▶ **PASSAGE**

The doctrine of estoppel is an equitable doctrine and is not applied as a matter of law. As we have indicated, it is rarely applied and requires an analysis of the facts and circumstances rather than being imposed as a matter of law because of a deviation from a particular procedure.

We also noted in Appeal No. 972021 that Rule 130.5(e) provides no time limit for asserting its applicability.

There is no provision in the 1989 or the rules of the Commission that creates a time limit to disputing the IR assessment of a designated doctor. I would not create one in the present case. I think this is ill-advised for a number of reasons, not the least of which are the problems attendant in determining the length of such a time limit, which, in my view, in the end would only be as long as the chancellor’s foot.

I think there are serious problems under the circumstances of the present case in applying equity to foreclose the claimant from challenging the designated doctor’s report. First, the designated doctor’s report is clearly flawed in that it fails to rate the claimant’s entire injury. Second, the designated doctor clearly fails to follow the protocols of the Guides to the Evaluation of Permanent Impairment, third edition, second printing, dated February 1989, published by the American Medical Association (AMA Guides). This is, in my view, only partly solved in the present case by the majority’s admirable effort to mitigate the effects of the designated doctor’s failure to properly use the combining tables of the AMA Guides. Finally, I have serious reservations about applying equitable estoppel or waiver to impose a time limit on a claimant whose injury undisputedly involves serious mental and emotional components. The basic purpose of equity is to insure fundamental fairness. Creating an artificial time limit not found in the law and applying it to a claimant with serious mental and emotional limitations does not comport to my view of fundamental fairness.

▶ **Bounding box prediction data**

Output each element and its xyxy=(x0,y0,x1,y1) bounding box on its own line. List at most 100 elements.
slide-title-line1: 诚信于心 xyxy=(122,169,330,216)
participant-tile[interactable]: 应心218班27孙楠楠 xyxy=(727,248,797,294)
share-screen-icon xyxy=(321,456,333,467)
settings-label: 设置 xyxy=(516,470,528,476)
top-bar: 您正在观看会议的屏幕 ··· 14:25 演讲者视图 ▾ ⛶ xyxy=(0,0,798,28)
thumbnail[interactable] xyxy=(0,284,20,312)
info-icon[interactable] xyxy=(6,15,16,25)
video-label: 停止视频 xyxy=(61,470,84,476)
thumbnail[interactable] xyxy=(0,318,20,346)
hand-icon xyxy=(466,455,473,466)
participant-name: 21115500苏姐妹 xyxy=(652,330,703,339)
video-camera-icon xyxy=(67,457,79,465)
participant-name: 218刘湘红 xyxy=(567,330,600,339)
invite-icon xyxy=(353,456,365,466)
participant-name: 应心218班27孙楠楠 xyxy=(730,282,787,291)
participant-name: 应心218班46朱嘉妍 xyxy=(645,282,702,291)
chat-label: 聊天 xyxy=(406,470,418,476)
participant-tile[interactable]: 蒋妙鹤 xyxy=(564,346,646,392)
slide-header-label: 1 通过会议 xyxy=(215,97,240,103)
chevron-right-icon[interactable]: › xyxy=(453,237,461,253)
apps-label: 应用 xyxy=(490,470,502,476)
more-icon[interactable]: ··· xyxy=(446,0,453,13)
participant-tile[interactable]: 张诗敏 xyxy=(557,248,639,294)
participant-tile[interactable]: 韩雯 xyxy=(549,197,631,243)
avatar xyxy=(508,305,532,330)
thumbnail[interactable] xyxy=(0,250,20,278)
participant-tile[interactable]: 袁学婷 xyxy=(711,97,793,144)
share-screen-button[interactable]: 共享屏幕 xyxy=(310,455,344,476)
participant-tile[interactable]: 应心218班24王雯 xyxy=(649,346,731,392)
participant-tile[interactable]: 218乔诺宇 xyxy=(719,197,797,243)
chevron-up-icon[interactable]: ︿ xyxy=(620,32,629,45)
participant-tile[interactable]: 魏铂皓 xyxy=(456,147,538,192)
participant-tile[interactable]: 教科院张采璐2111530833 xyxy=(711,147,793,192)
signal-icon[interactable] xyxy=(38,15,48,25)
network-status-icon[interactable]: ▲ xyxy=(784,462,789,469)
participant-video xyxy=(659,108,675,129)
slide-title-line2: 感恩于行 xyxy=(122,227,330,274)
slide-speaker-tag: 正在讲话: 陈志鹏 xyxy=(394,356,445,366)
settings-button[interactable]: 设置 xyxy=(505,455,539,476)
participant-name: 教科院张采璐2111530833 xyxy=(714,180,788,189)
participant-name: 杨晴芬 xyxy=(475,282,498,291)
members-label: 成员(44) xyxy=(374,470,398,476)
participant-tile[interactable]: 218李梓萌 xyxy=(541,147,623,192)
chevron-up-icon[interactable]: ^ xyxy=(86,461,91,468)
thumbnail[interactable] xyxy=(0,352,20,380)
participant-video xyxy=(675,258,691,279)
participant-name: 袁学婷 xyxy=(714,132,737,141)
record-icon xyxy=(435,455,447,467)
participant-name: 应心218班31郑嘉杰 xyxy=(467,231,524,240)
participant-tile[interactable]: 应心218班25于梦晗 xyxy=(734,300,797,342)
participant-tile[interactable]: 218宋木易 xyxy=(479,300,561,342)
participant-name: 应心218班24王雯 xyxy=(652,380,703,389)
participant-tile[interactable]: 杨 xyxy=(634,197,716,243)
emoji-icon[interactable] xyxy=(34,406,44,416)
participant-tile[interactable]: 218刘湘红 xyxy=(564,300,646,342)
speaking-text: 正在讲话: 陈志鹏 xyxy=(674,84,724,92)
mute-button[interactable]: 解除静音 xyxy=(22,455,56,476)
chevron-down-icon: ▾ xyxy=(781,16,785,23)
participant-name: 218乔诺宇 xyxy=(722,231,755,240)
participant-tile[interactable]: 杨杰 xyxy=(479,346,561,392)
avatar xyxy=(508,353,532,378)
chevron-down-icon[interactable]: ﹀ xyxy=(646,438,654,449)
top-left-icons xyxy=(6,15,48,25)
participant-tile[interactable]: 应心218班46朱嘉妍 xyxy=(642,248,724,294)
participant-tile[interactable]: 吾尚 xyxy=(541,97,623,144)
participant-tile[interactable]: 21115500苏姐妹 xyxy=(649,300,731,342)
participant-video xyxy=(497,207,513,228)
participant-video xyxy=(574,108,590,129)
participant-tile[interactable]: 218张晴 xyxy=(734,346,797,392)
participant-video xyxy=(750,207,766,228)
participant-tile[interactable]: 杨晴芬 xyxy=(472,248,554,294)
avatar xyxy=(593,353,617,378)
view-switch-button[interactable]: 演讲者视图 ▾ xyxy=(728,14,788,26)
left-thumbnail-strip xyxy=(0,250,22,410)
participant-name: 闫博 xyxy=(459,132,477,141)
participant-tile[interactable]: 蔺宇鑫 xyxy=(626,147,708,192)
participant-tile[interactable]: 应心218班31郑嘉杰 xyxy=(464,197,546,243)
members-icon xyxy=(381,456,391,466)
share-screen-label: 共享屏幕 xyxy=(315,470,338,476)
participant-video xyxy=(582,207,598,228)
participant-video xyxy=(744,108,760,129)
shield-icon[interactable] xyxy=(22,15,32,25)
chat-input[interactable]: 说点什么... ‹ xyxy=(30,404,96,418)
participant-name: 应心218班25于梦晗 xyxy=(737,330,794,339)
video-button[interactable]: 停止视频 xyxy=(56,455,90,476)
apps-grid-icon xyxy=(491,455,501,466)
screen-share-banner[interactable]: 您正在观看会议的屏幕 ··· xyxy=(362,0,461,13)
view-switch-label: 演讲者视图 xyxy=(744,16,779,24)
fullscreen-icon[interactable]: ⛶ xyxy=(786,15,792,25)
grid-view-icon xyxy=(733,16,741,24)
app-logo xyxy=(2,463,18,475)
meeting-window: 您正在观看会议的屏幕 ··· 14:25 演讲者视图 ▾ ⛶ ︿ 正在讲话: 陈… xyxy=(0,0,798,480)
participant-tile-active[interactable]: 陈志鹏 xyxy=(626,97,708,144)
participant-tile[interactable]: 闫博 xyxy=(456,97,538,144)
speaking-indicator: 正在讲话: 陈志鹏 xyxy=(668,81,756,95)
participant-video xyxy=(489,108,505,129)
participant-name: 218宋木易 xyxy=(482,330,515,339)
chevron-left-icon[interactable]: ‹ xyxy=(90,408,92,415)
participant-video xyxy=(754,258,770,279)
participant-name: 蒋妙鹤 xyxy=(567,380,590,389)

▶ **TASKS TO COMPLETE**
a - Please say whether each statement agrees with the passage on estoppel, answering yes or no and quoting the deciding words: (i) estoppel is applied as a matter of law; (ii) Rule 130.5(e) sets no time limit for asserting its applicability; (iii) the designated doctor's report rates the claimant's entire injury.
b - Resume the passage on estoppel from where it stops.

▶ **RESPONSES FOR EACH TASK**
a -
(i) No: "The doctrine of estoppel is an equitable doctrine and is not applied as a matter of law."
(ii) Yes: "Rule 130.5(e) provides no time limit for asserting its applicability."
(iii) No: "the designated doctor’s report is clearly flawed in that it fails to rate the claimant’s entire injury."

b -
I would reverse the decision of the hearing officer and remand to have her insure that this claimant receives a rating of her entire injury and which is valid under the protocols of the AMA Guides. I note that in Texas Workers’ Compensation Commission Appeal No. 941360, decided November 28, 1994, we reversed the decision of a hearing officer who had determined that a carrier, who failed to timely dispute an IR pursuant to Rule 130.5(e), was barred from doing so when it became apparent much later that the designated doctor had not properly used the AMA Guides in assessing IR. While the statute does not provide for a time limit for the claimant to dispute the IR of a designated doctor, it clearly does provide in Section 408.124 that she is entitled to an IR assessed pursuant to the AMA Guides.

Gary L. Kilgore – Appeals Judge

  1. The parties agreed that the date of maximum medical improvement (MMI) was October 14, 1993, the date of statutory MMI. See Section 401.011(30)(B).
  2. The majority in this case did not find that MMI had become final pursuant to Tex. W.C. Comm’n, 28 TEX. ADMIN. CODE § 130.5(e) (Rule 130.5(e)) because it was clear that the impairment rating (IR) had been timely disputed.
  3. The problems of the subjectivity of equity was probably best expressed by John Seldon in 1689 in Table Talk when he made the following comment about the chancellor, the traditional judge in a court of equity: Equity is a roguish thing. For Law we have a measure, know what to trust to; Equity is according to the conscience of him that is Chancellor, and as that is larger or narrower, so is Equity. ‘Tis all one if they make the standard for the measure we call a “foot” a Chancellor’s foot; what an uncertain measure would this be! One Chancellor has a long foot, another a short foot, a third an indifferent foot. ‘Tis the same thing in the Chancellor’s conscience.